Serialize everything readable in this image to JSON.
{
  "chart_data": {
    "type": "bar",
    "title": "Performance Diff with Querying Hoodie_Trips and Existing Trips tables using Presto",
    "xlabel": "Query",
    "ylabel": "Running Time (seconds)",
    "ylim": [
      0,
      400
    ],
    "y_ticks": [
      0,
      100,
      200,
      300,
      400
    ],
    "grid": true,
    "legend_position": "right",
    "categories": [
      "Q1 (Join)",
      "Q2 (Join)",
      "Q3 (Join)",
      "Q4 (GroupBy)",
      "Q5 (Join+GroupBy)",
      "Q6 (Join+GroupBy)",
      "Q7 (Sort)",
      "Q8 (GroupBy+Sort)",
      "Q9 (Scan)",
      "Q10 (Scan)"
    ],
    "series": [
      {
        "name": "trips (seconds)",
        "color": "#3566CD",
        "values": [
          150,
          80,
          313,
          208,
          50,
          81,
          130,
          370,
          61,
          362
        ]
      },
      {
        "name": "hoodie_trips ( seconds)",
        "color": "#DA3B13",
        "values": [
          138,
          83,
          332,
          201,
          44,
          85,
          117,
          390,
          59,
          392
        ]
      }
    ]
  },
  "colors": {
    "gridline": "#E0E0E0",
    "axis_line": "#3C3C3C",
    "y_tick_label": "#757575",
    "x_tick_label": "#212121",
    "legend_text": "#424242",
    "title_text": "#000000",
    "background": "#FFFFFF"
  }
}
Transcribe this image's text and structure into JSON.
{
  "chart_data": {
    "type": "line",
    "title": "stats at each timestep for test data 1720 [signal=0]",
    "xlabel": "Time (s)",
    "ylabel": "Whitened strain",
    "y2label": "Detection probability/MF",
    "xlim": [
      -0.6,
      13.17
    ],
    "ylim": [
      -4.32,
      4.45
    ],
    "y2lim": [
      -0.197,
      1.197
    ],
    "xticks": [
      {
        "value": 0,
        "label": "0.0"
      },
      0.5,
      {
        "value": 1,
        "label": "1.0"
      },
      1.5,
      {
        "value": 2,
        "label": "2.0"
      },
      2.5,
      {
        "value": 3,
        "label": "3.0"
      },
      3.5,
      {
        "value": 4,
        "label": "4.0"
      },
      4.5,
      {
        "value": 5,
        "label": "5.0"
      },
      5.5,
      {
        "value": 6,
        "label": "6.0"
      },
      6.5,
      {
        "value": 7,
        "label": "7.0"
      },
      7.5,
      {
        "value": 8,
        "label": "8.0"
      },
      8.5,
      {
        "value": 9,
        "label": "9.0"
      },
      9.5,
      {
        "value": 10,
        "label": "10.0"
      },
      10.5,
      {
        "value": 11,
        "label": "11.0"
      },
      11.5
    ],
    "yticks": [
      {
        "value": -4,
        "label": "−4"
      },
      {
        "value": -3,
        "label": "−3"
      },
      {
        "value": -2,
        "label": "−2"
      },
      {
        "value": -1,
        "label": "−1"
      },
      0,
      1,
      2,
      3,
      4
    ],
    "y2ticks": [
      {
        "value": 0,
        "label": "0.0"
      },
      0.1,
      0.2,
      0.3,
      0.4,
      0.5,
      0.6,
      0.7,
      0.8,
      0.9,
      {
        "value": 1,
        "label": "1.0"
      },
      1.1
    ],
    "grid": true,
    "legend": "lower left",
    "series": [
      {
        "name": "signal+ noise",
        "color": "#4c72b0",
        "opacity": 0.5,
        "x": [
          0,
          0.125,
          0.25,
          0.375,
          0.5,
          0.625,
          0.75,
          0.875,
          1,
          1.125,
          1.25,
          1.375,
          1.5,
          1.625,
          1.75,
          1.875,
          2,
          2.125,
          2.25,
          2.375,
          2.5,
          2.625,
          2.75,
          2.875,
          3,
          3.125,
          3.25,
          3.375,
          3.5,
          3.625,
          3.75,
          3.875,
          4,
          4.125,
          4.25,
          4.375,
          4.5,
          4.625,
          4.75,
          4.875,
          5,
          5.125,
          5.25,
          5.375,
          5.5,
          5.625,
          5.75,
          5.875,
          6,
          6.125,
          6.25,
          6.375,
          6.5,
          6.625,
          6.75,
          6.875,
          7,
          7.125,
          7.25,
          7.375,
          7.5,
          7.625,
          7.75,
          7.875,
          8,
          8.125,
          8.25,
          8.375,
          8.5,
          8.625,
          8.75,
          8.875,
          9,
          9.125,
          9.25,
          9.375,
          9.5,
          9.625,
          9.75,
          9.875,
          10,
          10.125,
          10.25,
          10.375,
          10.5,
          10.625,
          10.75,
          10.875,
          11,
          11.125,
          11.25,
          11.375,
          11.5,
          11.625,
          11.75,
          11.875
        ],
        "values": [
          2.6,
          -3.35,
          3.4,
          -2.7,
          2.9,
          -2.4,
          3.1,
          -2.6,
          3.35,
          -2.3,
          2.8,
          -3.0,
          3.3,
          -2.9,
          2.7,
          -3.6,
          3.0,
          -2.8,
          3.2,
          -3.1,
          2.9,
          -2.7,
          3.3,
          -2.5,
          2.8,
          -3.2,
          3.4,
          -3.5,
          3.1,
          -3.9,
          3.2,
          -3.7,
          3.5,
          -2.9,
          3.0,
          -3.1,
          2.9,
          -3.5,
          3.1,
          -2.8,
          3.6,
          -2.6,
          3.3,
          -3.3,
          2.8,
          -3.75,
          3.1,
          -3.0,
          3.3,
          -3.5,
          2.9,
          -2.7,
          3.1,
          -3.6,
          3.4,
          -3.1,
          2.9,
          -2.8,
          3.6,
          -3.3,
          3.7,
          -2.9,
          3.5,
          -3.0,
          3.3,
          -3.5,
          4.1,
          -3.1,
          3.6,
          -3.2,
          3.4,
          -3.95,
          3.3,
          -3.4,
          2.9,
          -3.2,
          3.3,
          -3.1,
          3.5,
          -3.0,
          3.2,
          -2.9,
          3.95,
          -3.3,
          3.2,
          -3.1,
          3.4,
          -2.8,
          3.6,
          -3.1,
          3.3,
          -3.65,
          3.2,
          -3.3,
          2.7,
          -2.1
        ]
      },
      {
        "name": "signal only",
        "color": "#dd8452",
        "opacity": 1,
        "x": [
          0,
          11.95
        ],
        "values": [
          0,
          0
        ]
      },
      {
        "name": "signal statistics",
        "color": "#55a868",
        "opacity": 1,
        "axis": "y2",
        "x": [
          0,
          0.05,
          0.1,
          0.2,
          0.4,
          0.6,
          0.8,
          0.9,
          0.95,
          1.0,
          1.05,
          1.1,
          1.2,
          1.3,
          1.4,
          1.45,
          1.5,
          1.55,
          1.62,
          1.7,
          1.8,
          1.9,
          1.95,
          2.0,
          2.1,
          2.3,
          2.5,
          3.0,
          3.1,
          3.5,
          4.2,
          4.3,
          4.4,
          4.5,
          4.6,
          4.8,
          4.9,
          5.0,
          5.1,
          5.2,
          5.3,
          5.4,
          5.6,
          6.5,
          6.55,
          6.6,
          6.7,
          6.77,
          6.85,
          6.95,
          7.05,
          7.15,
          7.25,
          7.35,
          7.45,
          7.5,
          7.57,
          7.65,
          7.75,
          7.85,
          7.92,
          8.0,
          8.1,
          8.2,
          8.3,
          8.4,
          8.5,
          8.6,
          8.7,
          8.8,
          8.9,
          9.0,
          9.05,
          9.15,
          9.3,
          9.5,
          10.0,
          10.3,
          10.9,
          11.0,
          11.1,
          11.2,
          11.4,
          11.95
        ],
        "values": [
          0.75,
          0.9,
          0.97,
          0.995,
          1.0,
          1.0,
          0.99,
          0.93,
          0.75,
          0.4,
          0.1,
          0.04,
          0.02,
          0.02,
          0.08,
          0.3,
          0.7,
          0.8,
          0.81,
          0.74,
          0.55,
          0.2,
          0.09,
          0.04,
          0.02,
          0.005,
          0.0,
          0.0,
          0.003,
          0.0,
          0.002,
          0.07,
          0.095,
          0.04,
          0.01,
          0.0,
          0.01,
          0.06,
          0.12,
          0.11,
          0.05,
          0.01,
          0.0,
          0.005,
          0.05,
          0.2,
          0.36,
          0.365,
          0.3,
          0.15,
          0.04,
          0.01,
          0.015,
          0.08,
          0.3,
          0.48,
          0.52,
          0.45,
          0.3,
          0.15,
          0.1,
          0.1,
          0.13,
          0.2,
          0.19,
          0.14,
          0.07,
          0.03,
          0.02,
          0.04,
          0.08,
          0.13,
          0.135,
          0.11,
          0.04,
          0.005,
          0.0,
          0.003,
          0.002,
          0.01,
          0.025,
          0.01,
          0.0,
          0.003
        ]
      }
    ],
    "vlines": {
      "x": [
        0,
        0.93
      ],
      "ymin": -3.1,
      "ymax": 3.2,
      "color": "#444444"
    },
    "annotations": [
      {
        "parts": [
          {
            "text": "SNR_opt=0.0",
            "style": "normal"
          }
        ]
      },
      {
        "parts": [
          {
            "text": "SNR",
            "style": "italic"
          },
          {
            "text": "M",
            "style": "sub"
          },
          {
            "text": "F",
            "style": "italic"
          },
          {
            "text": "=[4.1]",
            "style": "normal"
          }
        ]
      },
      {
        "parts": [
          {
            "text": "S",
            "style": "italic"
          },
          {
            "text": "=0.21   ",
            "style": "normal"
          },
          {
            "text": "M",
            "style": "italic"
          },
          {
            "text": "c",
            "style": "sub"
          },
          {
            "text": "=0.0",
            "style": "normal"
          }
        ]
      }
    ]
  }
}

→ **Challenge**
Search the data above for the string "name" and return every line that has it.

→ **Response to the task**
        "name": "trips (seconds)",
        "name": "hoodie_trips ( seconds)",
        "name": "signal+ noise",
        "name": "signal only",
        "name": "signal statistics",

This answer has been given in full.